* [作業指示 1]
本文の「1963年公開の映画」で始まる段落を、おもな事実を残して短い箇条書きにまとめてください。
* [作業指示 2]
本文のうち、「植木等がつかった銭湯 銭湯遺跡探訪(26)」という語句で始まり「係なく植木は銭湯に出かける。」で終わる部分を、一字一句そのまま書き写してください。

* [本文]
Une chambre mal organizée

植木等がつかった銭湯 銭湯遺跡探訪(26)

1963年公開の映画「日本一の色男」(古澤憲吾監督、東宝制作)。クレイジーキャッツのメンバーが主演する「クレージー映画」の1本で、「無責任シリーズ」(1962年公開の「ニッポン無責任時代」および「ニッポン無責任野郎」)に続いて植木等が主演する「日本一シリーズ」の第一作である。あらすじは、植木等演じる主人公・光等(ひかるひとし)が化粧品会社でセールスマンとなり、口八丁で美女たちを手玉にとりながら化粧品を売りさばいてゆくが、それにはある理由が…というもの。植木等がモテモテの色男の役を演じるのはやや違和感があるものの、植木の芸達者ぶりと古澤監督の勢いある演出ですべて押し切ってしまう作品だ。

さて、物語の終盤、本筋(あってないようなものだが…)とあまり関係なく植木は銭湯に出かける。

植木が訪れたのは番台のある典型的な銭湯。

番台の娘(演:清水由紀)を軽口でからかいつつ、落語「時そば」の要領で入浴料をごまかそうとする。本作公開当時の入浴料は大人19円である。

* [データ内容]
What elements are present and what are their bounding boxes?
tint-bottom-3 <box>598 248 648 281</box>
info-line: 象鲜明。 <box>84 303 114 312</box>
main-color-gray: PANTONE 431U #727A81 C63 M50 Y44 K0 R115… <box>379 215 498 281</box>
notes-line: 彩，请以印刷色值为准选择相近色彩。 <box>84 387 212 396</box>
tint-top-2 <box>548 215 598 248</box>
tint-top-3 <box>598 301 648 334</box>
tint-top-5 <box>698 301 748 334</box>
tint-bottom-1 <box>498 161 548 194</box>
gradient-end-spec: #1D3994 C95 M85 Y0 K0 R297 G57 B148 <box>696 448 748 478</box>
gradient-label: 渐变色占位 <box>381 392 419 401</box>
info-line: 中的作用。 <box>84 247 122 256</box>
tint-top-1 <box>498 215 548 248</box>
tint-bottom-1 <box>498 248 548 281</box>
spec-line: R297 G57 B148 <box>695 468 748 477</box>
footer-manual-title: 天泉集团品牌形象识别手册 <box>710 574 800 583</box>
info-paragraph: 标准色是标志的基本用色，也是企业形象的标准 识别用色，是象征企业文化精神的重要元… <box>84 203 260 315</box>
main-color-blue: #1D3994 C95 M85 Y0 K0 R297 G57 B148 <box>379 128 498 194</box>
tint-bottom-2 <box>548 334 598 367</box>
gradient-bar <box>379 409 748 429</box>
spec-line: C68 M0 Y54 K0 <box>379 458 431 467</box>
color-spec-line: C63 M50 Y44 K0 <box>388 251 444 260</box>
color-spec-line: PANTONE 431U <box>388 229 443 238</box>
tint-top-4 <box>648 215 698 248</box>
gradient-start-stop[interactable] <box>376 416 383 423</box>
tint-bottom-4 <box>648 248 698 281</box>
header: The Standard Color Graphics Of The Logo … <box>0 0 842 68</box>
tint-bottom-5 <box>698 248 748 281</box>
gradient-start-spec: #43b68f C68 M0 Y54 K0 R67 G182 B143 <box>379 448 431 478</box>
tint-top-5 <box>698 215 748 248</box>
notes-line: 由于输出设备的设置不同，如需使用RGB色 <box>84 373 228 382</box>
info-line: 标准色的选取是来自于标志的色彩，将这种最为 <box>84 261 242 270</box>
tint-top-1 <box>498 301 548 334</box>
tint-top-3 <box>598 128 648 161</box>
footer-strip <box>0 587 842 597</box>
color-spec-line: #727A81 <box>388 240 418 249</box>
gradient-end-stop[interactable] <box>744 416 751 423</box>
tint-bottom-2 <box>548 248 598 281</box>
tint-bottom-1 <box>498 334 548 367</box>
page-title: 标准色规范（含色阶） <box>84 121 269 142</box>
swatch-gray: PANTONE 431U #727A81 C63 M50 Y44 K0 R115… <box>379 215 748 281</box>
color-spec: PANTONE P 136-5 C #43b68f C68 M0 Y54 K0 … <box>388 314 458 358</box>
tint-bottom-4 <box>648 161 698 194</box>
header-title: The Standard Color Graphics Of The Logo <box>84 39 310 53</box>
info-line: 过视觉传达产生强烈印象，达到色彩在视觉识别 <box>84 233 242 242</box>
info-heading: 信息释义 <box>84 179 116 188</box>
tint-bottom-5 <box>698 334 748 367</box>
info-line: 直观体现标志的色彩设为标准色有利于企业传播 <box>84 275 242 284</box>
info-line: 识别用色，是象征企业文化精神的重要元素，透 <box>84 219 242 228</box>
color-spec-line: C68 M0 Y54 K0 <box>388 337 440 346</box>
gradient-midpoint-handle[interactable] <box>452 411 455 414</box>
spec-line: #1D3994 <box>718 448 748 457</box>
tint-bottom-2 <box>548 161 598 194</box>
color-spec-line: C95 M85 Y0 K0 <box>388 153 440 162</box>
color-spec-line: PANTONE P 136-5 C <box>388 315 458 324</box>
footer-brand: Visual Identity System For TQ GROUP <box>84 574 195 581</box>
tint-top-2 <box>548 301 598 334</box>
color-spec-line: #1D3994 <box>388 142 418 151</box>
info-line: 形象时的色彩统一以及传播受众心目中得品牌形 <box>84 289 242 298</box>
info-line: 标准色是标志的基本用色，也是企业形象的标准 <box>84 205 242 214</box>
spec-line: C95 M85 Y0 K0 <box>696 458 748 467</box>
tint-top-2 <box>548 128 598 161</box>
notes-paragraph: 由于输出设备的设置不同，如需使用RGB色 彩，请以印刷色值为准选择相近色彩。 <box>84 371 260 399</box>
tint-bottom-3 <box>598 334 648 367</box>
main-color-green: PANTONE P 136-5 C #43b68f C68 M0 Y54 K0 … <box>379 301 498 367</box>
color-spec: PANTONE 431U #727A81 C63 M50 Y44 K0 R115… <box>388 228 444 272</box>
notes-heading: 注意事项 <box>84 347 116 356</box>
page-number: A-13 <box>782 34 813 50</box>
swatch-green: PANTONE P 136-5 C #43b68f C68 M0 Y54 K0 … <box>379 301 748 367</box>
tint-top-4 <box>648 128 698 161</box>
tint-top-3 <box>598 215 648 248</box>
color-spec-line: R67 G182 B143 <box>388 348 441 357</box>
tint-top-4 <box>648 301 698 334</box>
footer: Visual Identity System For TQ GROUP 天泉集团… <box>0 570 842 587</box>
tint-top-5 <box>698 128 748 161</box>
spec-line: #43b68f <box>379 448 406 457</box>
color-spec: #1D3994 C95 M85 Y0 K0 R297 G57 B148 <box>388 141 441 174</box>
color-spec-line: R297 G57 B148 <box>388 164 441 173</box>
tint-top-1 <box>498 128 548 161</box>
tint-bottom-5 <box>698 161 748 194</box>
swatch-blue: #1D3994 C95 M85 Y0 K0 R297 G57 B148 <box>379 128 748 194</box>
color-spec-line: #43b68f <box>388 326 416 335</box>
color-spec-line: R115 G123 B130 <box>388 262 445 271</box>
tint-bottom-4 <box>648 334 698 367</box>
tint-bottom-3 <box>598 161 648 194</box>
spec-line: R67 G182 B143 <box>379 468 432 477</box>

* [回答 1]
- 1963年公開の映画「日本一の色男」(古澤憲吾監督、東宝制作)
- クレイジーキャッツのメンバーが主演する「クレージー映画」の1本
- 「無責任シリーズ」に続く、植木等主演の「日本一シリーズ」第一作
- あらすじ:植木等演じる光等(ひかるひとし)が化粧品会社のセールスマンになり、口八丁で美女たちを手玉にとりながら化粧品を売りさばく。それにはある理由がある
- 植木等の色男役はやや違和感があるが、植木の芸達者ぶりと古澤監督の勢いある演出ですべて押し切る作品

* [回答 2]
植木等がつかった銭湯 銭湯遺跡探訪(26)

1963年公開の映画「日本一の色男」(古澤憲吾監督、東宝制作)。クレイジーキャッツのメンバーが主演する「クレージー映画」の1本で、「無責任シリーズ」(1962年公開の「ニッポン無責任時代」および「ニッポン無責任野郎」)に続いて植木等が主演する「日本一シリーズ」の第一作である。あらすじは、植木等演じる主人公・光等(ひかるひとし)が化粧品会社でセールスマンとなり、口八丁で美女たちを手玉にとりながら化粧品を売りさばいてゆくが、それにはある理由が…というもの。植木等がモテモテの色男の役を演じるのはやや違和感があるものの、植木の芸達者ぶりと古澤監督の勢いある演出ですべて押し切ってしまう作品だ。

さて、物語の終盤、本筋(あってないようなものだが…)とあまり関係なく植木は銭湯に出かける。